[start of Supplied material]
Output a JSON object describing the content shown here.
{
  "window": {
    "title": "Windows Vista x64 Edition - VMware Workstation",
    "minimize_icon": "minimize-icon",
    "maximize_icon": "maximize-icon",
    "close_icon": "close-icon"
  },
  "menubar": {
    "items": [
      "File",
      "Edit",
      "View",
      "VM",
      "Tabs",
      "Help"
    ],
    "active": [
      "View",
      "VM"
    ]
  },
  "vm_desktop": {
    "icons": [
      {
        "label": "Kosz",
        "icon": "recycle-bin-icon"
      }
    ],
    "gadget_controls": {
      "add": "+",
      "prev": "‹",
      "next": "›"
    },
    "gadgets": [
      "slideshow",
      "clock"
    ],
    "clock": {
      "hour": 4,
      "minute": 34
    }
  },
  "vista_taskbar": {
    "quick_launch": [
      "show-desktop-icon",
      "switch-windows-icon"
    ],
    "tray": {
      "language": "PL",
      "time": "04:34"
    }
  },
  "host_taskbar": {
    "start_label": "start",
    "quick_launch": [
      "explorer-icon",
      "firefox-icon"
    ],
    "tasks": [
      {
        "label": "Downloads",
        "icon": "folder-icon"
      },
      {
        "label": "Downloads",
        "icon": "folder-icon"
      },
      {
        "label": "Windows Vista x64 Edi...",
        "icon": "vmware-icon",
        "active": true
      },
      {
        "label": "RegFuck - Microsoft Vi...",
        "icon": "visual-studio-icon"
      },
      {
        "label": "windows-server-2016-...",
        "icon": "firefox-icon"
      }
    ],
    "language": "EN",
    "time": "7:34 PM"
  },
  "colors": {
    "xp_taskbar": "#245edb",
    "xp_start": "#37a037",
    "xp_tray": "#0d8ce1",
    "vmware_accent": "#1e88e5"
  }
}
[end of Supplied material]
> _Given exercise_
Extract the listing in its entirety, matching it exactly.

> _Response to the exercise_
Output a JSON object describing the content shown here.
{
  "window": {
    "title": "Windows Vista x64 Edition - VMware Workstation",
    "minimize_icon": "minimize-icon",
    "maximize_icon": "maximize-icon",
    "close_icon": "close-icon"
  },
  "menubar": {
    "items": [
      "File",
      "Edit",
      "View",
      "VM",
      "Tabs",
      "Help"
    ],
    "active": [
      "View",
      "VM"
    ]
  },
  "vm_desktop": {
    "icons": [
      {
        "label": "Kosz",
        "icon": "recycle-bin-icon"
      }
    ],
    "gadget_controls": {
      "add": "+",
      "prev": "‹",
      "next": "›"
    },
    "gadgets": [
      "slideshow",
      "clock"
    ],
    "clock": {
      "hour": 4,
      "minute": 34
    }
  },
  "vista_taskbar": {
    "quick_launch": [
      "show-desktop-icon",
      "switch-windows-icon"
    ],
    "tray": {
      "language": "PL",
      "time": "04:34"
    }
  },
  "host_taskbar": {
    "start_label": "start",
    "quick_launch": [
      "explorer-icon",
      "firefox-icon"
    ],
    "tasks": [
      {
        "label": "Downloads",
        "icon": "folder-icon"
      },
      {
        "label": "Downloads",
        "icon": "folder-icon"
      },
      {
        "label": "Windows Vista x64 Edi...",
        "icon": "vmware-icon",
        "active": true
      },
      {
        "label": "RegFuck - Microsoft Vi...",
        "icon": "visual-studio-icon"
      },
      {
        "label": "windows-server-2016-...",
        "icon": "firefox-icon"
      }
    ],
    "language": "EN",
    "time": "7:34 PM"
  },
  "colors": {
    "xp_taskbar": "#245edb",
    "xp_start": "#37a037",
    "xp_tray": "#0d8ce1",
    "vmware_accent": "#1e88e5"
  }
}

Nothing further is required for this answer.